• Given request: Which lines hold the word "HTML"? Copy each of them.

• Record excerpts:
----
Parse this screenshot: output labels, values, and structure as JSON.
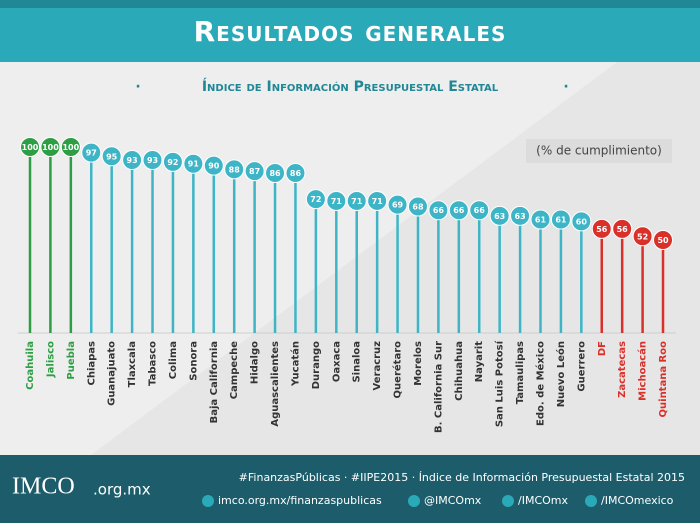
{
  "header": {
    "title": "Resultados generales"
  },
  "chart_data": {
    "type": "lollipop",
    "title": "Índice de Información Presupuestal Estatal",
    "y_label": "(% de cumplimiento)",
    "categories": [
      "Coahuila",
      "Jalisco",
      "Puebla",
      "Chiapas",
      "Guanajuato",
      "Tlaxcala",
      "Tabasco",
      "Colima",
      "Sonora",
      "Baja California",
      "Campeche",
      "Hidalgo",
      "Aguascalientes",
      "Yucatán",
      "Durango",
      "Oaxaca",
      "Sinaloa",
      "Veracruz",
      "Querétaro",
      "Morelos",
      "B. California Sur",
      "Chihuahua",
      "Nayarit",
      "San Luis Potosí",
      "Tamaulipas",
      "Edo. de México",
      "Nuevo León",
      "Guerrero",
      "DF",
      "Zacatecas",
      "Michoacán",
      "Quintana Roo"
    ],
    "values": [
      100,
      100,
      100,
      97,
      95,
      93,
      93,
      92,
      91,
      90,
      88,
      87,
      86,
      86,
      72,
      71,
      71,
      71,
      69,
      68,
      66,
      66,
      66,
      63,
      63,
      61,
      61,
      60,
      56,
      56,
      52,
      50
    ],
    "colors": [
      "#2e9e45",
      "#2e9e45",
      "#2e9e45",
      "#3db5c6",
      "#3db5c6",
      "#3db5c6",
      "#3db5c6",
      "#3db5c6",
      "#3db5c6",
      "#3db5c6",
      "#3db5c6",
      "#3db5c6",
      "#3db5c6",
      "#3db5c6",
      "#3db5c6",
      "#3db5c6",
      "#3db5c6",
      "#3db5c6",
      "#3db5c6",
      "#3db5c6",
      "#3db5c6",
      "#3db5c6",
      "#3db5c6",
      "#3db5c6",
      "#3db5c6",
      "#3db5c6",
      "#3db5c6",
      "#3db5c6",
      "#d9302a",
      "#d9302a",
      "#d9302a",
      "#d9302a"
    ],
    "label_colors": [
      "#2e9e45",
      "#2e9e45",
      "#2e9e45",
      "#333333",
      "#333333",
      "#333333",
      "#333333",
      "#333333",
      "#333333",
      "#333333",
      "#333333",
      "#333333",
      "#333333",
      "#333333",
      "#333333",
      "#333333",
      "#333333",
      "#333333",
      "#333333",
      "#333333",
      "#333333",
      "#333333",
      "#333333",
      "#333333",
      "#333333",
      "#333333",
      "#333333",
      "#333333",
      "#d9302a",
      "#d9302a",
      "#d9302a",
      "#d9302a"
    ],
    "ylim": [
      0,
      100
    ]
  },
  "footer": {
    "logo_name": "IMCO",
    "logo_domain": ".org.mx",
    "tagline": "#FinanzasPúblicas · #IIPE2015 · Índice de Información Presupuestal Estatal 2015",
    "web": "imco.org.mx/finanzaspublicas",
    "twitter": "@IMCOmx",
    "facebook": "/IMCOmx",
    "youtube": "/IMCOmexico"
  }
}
----
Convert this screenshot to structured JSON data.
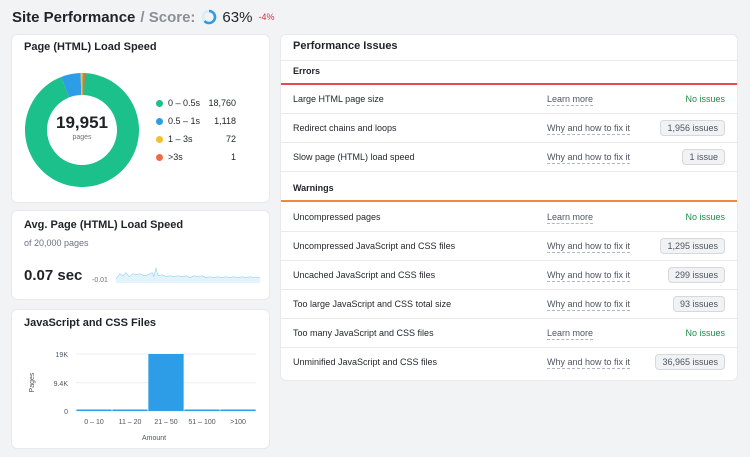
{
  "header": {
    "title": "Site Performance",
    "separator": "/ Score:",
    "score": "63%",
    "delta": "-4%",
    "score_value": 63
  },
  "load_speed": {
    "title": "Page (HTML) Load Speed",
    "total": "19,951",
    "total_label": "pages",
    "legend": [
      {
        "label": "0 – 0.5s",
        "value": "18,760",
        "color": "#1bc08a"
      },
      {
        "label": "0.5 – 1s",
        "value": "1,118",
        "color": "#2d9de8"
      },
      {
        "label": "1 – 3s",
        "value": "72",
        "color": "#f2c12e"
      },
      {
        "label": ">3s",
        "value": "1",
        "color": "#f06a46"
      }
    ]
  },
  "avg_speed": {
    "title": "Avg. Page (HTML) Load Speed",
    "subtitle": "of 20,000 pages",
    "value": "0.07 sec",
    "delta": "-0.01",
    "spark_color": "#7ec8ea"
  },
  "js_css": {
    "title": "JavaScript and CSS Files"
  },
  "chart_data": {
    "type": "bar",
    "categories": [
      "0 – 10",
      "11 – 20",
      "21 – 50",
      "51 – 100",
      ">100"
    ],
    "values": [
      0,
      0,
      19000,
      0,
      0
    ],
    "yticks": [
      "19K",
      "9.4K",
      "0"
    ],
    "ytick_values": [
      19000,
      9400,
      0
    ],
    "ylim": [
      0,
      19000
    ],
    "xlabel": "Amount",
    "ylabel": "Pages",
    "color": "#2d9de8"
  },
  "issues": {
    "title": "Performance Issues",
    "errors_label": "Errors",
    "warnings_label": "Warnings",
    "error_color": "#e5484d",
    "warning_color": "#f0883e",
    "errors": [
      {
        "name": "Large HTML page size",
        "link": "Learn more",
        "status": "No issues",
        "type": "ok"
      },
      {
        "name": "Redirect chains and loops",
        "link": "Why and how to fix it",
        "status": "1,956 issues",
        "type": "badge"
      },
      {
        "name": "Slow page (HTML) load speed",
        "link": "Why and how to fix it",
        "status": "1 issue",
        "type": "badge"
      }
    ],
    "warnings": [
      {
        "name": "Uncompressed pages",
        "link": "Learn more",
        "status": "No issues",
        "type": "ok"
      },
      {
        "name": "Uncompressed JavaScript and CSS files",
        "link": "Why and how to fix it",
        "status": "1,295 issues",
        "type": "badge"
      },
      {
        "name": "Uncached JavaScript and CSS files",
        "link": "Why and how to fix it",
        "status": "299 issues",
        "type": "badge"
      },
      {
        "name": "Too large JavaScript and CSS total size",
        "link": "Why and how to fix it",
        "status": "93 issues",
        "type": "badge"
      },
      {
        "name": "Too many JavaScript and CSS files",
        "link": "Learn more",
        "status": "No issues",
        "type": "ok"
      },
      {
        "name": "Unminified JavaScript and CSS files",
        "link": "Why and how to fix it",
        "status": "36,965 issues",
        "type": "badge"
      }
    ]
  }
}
----
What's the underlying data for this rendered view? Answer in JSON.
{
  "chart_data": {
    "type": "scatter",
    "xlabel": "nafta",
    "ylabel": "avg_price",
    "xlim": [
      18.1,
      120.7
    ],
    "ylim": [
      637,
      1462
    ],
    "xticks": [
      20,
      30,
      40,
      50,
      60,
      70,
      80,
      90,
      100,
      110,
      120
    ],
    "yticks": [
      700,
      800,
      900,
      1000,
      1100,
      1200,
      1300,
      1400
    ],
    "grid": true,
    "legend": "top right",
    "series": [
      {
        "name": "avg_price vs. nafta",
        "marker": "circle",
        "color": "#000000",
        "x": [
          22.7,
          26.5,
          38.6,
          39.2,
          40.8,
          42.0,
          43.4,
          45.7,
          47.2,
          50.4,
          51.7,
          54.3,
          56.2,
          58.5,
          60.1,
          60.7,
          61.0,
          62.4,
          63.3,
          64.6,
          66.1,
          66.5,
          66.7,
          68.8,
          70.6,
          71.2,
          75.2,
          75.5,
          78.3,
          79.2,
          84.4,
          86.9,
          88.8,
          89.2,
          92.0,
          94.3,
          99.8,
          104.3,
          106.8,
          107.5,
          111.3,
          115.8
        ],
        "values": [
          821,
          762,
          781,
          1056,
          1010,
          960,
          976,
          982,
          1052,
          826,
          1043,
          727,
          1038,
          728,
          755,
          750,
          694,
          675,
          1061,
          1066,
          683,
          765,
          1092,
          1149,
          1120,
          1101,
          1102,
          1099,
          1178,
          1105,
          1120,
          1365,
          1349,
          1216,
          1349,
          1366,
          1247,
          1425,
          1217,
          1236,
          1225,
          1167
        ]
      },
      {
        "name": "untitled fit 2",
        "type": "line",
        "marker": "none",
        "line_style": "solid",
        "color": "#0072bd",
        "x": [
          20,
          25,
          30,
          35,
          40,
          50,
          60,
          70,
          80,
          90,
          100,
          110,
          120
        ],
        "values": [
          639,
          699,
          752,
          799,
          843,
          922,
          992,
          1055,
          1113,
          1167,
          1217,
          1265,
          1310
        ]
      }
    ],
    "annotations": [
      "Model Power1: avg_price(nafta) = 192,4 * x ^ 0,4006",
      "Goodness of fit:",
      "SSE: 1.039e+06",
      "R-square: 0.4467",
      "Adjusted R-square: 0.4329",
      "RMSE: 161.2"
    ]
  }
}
----
• The answer:
    "title": "Page (HTML) Load Speed",
    "title": "Avg. Page (HTML) Load Speed",
        "name": "Large HTML page size",
        "name": "Slow page (HTML) load speed",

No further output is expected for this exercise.